[Written instruction 1]
Reproduce the records verbatim, from the line with "info-icon[interactable] — [207, 766, 225, 788]" up to and including the line with "section-divider — [0, 825, 553, 836]".

── Supplied text ──

Re: [PATCH v3 07/21] x86/fpu/xstate: Introduce helpers to manage dynamic xstate buffers

From: Bae, Chang Seok
Date: Tue Feb 02 2021 - 23:11:34 EST


On Jan 27, 2021, at 02:41, Borislav Petkov <bp@xxxxxxx> wrote:
> On Wed, Jan 27, 2021 at 01:23:57AM +0000, Bae, Chang Seok wrote:
>> The xstate buffer may expand on the fly. The size has to be correctly
>> calculated if needed. CPUID provides essential information for the
>> calculation. Instead of reading CPUID repeatedly, store them -- the offset and
>> size are already stored here. The 64B alignment looks to be missing, so added
>> here.
>
> /me goes and digs into the SDM.
>
> Do you mean this:
>
> "Bit 01 is set if, when the compacted format of an XSAVE area is used,
> this extended state component located on the next 64-byte boundary
> following the preceding state component (otherwise, it is located
> immediately following the preceding state component)."
>
> So judging by your variable naming, you wanna record here whether the
> buffer aligns on 64 bytes.
>
> Yes, no?

Yes, you’re right.

> How about a comment over that variable so that people reading the code,
> know what it records and do not have to open the SDM each time.

Okay, how about:

This alignment bit is set if the state is saved on a 64B-aligned address in
the compacted format buffer.
"

>> Maybe:
>> "When the buffer is more than this size, the current mechanism is
>> potentially marginal to support the allocations."
>
> Where do you get those formulations?!
>
> Are you simply trying to say that for buffers larger than 64K, the
> kernel needs "a more sophisticated allocation scheme"?
>
> I'd suggest you try simple formulations first.
>
> And why does it need a more sophisticated allocation scheme? Is 64K
> magical?
>
> Also, I'm assuming here - since you're using vmalloc - that XSAVE* can
> handle virtually contiguous memory. SDM says it saves to "mem" and
> doesn't specify so it sounds like it does but let's have a confirmation
> here pls.

Yes, correct.

>>>> +#define XSTATE_BUFFER_MAX_BYTES (64 * 1024)
>>>
>>> What's that thing for when we have fpu_kernel_xstate_max_size too?
>>
>> The threshold size is what the current mechanism can comfortably allocate
>> (maybe at most). The warning is left when the buffer size goes beyond the
>> threshold. Then, we may need to consider a better allocation mechanism.

───
── Data for processing ──

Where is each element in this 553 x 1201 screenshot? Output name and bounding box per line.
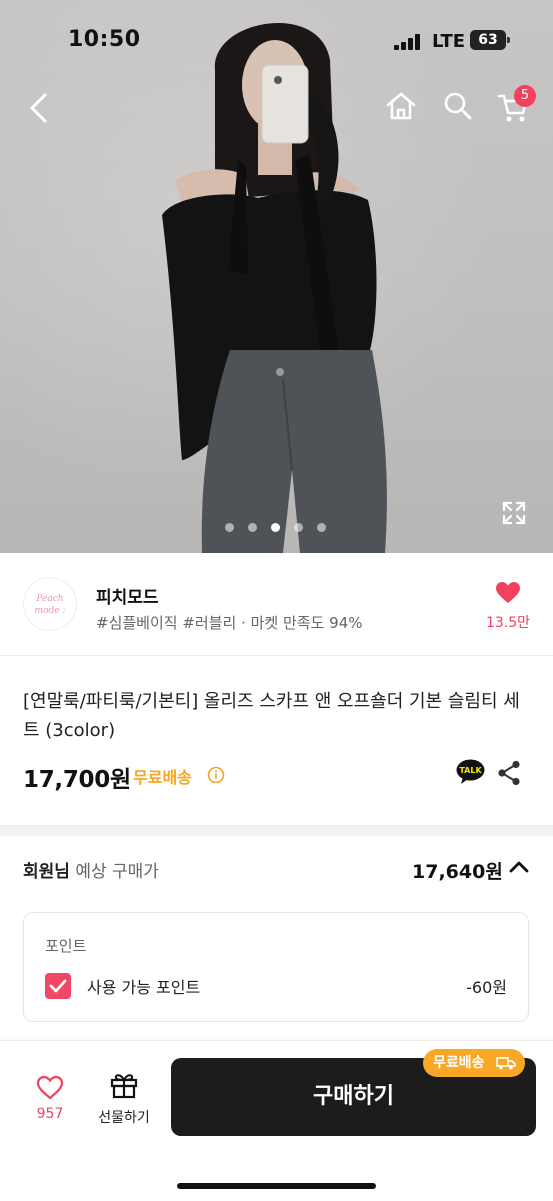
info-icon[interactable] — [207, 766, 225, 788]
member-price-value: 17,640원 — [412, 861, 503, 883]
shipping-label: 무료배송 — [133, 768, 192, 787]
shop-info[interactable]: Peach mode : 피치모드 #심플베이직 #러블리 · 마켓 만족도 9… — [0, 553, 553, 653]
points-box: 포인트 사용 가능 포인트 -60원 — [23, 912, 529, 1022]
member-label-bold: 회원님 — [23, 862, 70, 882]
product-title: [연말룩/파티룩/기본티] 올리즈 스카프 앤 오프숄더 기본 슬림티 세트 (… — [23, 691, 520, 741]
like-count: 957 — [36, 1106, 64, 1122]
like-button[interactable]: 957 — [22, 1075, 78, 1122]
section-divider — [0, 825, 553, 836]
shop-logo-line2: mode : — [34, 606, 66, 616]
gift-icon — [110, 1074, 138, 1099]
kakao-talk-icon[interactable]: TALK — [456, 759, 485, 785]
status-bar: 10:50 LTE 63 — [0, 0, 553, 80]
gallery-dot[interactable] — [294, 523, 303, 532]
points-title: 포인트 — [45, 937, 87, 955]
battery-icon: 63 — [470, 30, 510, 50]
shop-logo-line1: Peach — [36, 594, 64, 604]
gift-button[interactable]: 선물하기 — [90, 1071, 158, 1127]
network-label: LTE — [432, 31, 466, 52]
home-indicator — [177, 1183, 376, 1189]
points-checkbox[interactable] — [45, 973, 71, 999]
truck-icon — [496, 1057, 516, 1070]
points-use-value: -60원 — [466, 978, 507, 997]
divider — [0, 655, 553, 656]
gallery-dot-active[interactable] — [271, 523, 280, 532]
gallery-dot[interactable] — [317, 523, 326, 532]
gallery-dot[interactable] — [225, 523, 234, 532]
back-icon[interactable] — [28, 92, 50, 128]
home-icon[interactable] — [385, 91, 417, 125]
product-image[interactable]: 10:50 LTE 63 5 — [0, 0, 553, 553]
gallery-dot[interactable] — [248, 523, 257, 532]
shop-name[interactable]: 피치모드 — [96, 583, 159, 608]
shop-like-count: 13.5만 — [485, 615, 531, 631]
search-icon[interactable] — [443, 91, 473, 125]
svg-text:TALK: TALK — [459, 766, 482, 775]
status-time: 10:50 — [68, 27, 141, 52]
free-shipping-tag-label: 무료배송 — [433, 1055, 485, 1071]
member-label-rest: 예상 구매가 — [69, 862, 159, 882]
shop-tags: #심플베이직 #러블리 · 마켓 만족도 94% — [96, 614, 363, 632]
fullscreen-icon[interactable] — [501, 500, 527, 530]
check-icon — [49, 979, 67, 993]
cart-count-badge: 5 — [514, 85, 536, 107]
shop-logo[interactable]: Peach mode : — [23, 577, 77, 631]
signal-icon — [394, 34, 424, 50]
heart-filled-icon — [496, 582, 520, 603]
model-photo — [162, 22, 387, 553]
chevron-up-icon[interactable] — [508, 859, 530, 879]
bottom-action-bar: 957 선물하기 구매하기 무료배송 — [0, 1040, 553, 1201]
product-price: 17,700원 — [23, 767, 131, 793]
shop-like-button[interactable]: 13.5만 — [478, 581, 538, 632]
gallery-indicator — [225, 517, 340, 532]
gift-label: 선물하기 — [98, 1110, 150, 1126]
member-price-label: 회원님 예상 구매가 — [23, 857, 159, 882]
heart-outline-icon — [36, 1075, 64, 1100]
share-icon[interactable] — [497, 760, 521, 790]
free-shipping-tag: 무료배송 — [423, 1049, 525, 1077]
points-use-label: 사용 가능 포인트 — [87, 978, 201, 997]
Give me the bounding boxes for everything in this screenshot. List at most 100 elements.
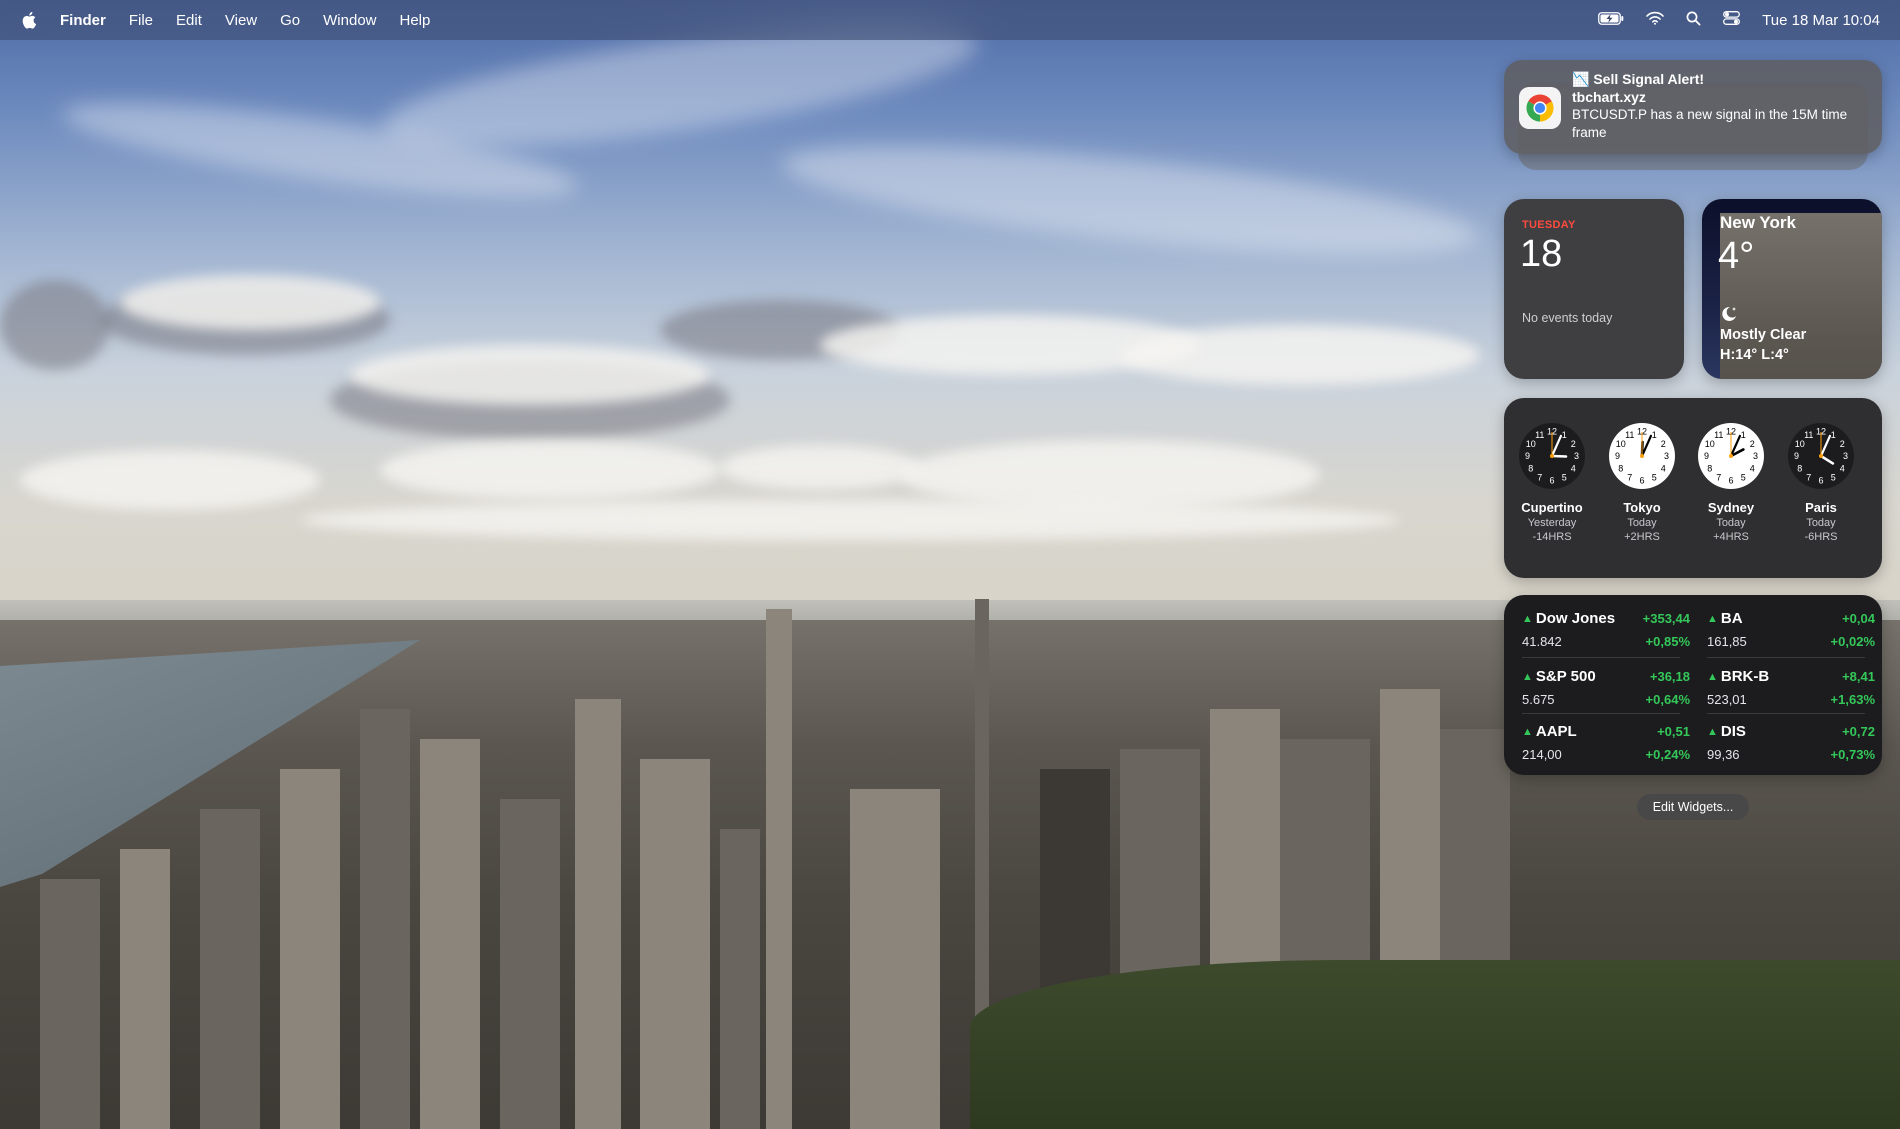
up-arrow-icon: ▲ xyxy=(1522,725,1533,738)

───

[Written instruction 2]
In the patch discussion, what value is XSTATE_BUFFER_MAX_BYTES defined as?

[Correct output 1]
info-icon[interactable] — [207, 766, 225, 788]
member-price-value: 17,640원 — [412, 861, 503, 883]
shipping-label: 무료배송 — [133, 768, 192, 787]
shop-info[interactable]: Peach mode : 피치모드 #심플베이직 #러블리 · 마켓 만족도 9… — [0, 553, 553, 653]
points-box: 포인트 사용 가능 포인트 -60원 — [23, 912, 529, 1022]
member-label-bold: 회원님 — [23, 862, 70, 882]
product-title: [연말룩/파티룩/기본티] 올리즈 스카프 앤 오프숄더 기본 슬림티 세트 (… — [23, 691, 520, 741]
like-count: 957 — [36, 1106, 64, 1122]
like-button[interactable]: 957 — [22, 1075, 78, 1122]
section-divider — [0, 825, 553, 836]

[Correct output 2]
64 * 1024 (64K)